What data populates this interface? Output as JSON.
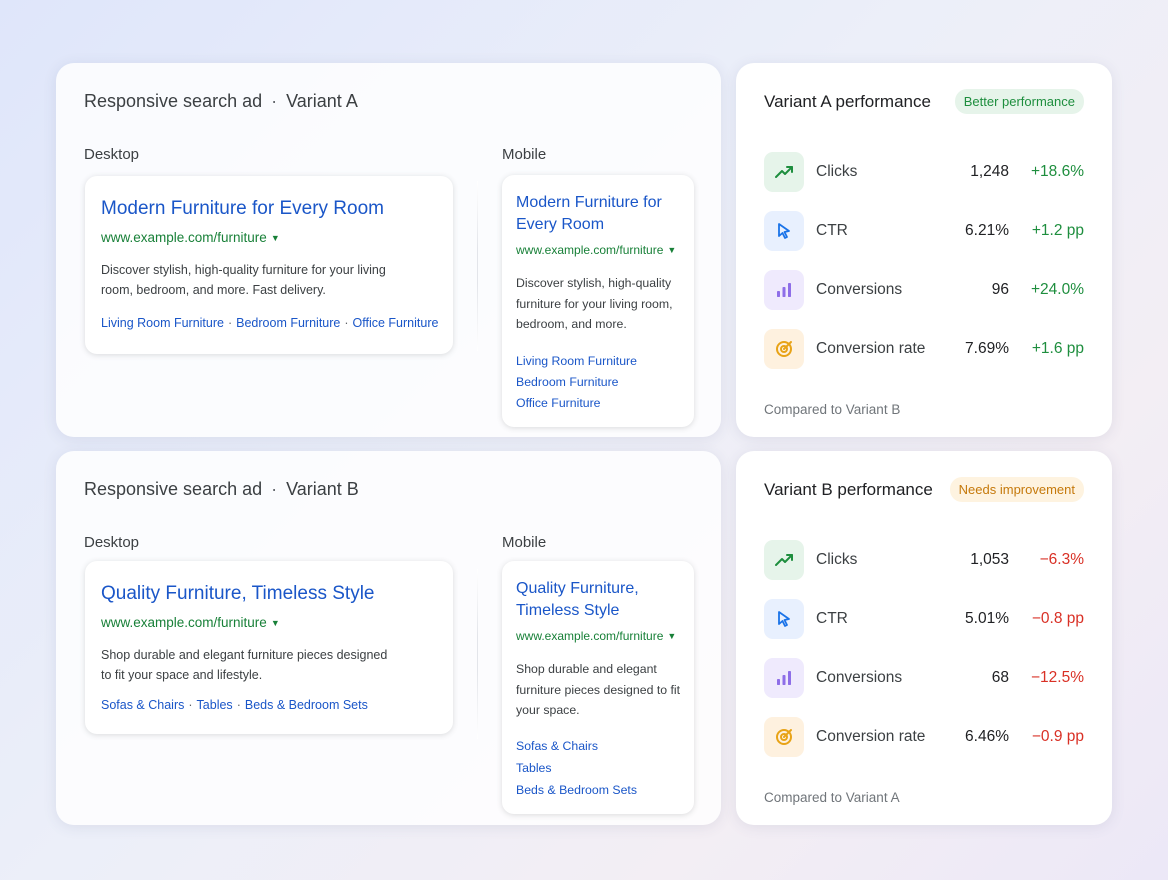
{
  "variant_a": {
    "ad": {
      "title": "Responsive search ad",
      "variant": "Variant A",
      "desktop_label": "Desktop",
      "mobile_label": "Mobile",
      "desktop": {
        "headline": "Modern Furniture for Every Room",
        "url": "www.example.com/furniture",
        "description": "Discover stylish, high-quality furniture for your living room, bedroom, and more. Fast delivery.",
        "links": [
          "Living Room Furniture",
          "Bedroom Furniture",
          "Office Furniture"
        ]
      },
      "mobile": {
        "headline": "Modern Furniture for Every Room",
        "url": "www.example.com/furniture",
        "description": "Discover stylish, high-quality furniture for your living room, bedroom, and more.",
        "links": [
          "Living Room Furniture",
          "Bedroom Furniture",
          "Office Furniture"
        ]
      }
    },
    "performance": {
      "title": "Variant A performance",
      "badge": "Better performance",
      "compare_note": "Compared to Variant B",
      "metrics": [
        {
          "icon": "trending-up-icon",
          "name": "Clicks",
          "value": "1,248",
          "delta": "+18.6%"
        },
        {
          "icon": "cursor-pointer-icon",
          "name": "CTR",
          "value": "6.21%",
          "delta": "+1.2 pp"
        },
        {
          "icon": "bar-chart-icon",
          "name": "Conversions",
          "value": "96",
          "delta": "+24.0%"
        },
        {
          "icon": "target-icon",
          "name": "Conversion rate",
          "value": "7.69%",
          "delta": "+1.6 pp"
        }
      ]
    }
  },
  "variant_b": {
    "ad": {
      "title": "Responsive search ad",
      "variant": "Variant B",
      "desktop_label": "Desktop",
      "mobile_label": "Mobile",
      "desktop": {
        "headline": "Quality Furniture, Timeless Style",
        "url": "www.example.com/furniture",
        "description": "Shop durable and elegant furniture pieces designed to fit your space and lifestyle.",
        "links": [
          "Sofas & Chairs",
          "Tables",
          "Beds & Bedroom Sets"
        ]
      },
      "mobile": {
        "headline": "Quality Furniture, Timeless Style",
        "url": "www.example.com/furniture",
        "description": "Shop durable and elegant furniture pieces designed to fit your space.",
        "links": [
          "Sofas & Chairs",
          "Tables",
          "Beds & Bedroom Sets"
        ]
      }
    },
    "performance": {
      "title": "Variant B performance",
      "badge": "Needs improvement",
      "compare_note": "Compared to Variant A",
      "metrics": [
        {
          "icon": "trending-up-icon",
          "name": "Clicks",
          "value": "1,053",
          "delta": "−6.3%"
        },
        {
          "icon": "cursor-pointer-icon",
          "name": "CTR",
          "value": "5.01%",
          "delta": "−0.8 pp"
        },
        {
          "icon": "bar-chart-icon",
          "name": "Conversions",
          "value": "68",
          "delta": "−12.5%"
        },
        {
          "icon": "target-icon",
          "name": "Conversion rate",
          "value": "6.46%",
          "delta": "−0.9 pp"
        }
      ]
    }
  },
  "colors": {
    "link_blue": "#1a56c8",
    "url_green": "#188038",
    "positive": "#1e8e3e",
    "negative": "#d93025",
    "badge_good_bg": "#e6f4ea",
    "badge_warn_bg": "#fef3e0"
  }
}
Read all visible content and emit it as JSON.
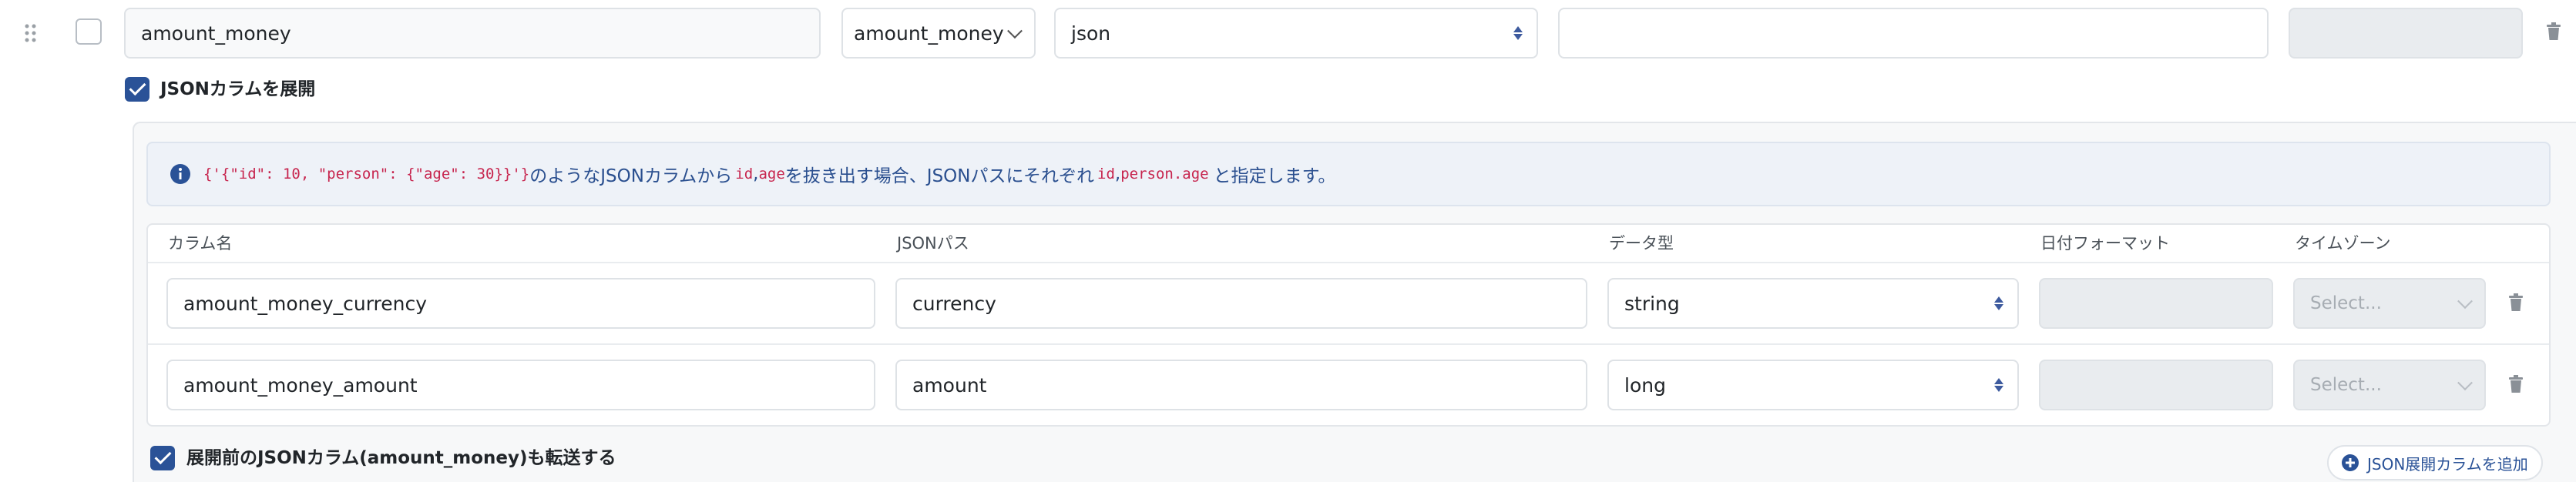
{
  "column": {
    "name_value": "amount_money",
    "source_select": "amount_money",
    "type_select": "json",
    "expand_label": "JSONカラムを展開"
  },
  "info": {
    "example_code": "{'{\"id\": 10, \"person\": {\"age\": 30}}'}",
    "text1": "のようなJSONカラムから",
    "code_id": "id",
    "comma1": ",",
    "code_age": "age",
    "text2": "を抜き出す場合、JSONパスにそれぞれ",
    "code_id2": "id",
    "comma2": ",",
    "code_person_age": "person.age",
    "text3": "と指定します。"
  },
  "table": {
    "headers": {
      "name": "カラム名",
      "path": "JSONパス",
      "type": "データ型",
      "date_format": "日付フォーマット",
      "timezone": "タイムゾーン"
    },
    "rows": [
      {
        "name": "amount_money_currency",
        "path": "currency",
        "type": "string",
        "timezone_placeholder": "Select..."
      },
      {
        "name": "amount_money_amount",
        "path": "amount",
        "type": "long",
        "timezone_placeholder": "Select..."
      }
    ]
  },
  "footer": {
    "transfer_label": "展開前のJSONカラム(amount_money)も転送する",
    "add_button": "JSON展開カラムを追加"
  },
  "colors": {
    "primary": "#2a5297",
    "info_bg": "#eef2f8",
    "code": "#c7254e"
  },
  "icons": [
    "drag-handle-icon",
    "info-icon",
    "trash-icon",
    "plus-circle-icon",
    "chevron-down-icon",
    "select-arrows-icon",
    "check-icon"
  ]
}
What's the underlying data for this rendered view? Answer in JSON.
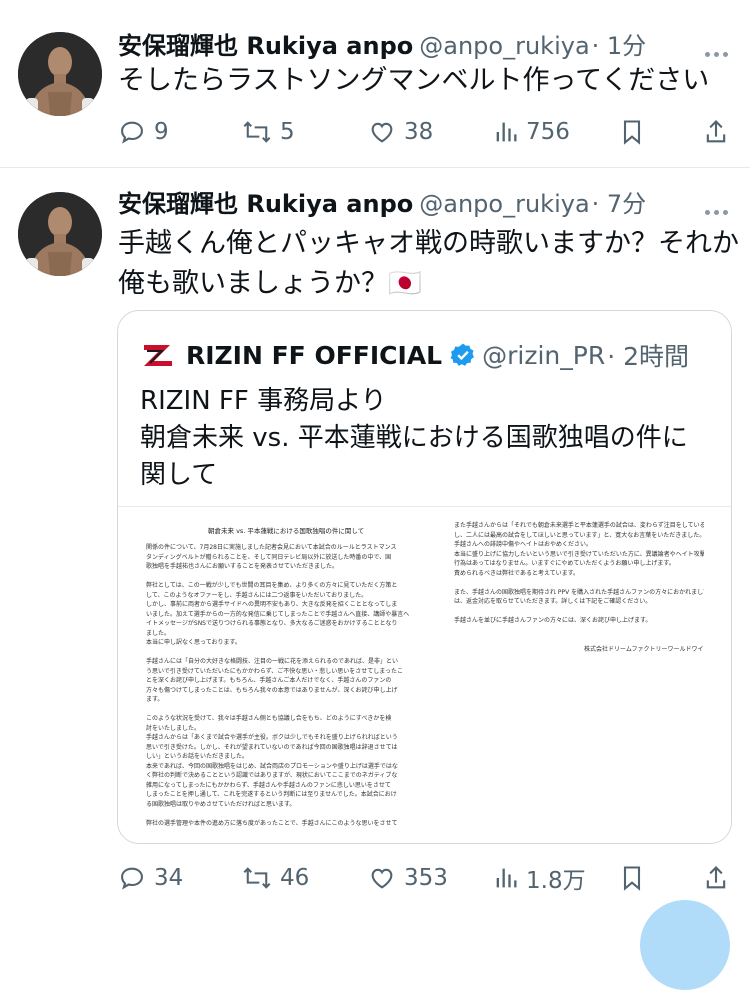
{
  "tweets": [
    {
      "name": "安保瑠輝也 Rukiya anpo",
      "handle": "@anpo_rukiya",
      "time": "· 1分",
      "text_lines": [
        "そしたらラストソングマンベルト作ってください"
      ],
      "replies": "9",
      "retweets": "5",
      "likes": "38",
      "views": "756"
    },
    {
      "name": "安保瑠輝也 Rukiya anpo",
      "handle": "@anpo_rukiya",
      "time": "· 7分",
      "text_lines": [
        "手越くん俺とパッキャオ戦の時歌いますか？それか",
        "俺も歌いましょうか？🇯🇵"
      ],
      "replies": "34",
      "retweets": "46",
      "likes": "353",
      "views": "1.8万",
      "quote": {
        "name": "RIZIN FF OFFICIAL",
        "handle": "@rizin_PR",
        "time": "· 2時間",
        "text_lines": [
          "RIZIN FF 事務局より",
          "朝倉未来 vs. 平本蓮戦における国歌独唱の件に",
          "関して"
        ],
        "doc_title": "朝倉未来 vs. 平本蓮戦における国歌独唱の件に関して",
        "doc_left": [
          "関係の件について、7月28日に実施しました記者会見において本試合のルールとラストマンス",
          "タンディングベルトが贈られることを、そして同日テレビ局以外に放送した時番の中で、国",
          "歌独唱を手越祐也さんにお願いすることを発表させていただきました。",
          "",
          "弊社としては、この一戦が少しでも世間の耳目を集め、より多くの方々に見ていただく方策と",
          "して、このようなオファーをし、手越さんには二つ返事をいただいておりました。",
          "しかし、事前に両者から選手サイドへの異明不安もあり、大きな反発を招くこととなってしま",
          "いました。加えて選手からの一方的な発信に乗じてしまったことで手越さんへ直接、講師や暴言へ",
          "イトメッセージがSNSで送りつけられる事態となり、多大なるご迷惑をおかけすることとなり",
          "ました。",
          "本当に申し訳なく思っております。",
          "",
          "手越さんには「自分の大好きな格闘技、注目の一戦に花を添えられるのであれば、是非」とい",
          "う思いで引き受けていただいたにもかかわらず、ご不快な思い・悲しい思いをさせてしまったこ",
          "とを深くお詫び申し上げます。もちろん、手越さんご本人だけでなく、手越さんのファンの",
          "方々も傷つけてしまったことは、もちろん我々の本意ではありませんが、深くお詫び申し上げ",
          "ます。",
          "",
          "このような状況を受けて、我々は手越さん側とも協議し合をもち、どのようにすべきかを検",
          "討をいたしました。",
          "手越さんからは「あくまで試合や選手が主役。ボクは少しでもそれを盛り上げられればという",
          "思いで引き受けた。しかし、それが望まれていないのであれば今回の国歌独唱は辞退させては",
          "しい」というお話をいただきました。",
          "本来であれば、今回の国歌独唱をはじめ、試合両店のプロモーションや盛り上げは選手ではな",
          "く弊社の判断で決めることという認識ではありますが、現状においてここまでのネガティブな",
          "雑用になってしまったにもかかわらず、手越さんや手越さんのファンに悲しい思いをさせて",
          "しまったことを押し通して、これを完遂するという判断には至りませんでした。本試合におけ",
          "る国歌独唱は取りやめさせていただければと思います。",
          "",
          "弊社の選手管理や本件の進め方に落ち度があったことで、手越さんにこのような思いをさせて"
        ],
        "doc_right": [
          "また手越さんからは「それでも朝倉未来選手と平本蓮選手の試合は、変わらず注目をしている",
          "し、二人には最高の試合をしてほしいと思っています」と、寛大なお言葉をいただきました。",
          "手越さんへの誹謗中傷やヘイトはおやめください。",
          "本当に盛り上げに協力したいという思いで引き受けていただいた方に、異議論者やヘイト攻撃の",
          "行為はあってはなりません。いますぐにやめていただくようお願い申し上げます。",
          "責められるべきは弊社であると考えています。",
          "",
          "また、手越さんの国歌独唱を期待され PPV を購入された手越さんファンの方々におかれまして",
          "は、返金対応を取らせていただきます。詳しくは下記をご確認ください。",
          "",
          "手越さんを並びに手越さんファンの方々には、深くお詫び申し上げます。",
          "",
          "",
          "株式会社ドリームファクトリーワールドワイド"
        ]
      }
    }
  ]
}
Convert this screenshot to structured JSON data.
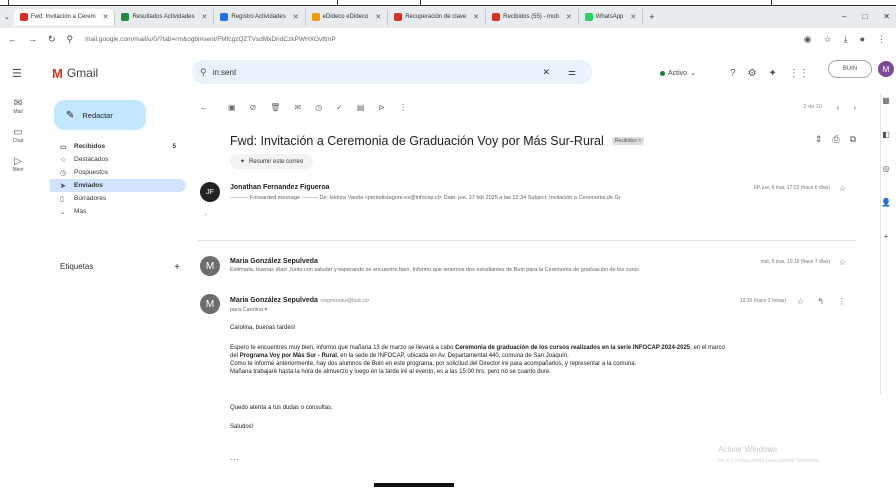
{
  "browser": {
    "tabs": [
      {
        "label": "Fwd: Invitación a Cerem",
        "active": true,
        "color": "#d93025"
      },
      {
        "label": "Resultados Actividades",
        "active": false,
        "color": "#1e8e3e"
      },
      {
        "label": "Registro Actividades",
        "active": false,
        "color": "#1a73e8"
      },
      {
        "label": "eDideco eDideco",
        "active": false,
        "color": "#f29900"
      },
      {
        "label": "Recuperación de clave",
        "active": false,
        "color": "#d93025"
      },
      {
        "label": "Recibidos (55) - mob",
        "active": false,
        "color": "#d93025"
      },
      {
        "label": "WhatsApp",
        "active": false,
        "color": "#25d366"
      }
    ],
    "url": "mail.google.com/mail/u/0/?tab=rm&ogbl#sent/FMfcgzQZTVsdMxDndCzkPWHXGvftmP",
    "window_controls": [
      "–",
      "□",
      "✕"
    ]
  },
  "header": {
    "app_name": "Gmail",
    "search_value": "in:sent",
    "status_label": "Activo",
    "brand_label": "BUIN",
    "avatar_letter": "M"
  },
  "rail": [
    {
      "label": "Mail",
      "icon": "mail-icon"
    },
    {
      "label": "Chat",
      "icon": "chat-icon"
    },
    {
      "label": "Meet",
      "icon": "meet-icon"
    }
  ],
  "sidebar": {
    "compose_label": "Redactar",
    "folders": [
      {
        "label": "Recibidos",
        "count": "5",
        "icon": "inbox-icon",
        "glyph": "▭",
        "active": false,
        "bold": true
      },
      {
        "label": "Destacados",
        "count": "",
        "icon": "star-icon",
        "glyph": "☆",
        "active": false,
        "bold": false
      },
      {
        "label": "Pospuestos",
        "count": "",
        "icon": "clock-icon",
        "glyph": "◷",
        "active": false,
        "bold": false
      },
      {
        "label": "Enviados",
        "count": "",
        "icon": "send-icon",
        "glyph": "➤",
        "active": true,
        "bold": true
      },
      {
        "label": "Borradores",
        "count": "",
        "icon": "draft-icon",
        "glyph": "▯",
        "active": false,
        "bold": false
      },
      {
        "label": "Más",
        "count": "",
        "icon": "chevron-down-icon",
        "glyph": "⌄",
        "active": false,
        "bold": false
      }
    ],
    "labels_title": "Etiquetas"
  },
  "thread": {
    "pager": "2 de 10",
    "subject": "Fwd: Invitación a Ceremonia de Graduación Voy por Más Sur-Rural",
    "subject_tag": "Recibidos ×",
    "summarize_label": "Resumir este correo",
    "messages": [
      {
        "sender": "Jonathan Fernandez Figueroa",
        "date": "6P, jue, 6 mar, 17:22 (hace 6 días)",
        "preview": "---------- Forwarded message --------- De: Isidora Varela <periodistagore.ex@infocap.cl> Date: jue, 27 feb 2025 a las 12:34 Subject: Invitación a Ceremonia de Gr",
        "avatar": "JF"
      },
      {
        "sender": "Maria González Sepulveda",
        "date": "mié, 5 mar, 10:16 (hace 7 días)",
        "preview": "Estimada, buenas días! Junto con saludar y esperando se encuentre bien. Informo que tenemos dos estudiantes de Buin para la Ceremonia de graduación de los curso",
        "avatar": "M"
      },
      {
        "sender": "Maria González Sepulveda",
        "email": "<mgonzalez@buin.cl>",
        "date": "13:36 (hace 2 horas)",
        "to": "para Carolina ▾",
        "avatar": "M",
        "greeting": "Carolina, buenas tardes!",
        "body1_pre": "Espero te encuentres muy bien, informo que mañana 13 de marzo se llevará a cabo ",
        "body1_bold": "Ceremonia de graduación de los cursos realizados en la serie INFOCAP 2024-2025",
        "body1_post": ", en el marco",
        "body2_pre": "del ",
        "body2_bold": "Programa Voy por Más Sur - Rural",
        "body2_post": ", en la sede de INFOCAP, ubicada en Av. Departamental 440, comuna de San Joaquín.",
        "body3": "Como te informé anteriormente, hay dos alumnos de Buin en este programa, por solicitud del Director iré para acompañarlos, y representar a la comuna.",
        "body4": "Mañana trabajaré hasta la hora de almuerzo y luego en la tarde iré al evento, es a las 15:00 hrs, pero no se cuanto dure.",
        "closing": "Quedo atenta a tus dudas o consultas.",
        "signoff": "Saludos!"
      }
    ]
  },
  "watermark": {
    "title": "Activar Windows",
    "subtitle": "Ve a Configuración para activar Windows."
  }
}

---*---

**What you will do:** Filter the listing for the word "bien" and copy every line that holds it.

**Answer to this problem:**
        "preview": "Estimada, buenas días! Junto con saludar y esperando se encuentre bien. Informo que tenemos dos estudiantes de Buin para la Ceremonia de graduación de los curso",
        "body1_pre": "Espero te encuentres muy bien, informo que mañana 13 de marzo se llevará a cabo ",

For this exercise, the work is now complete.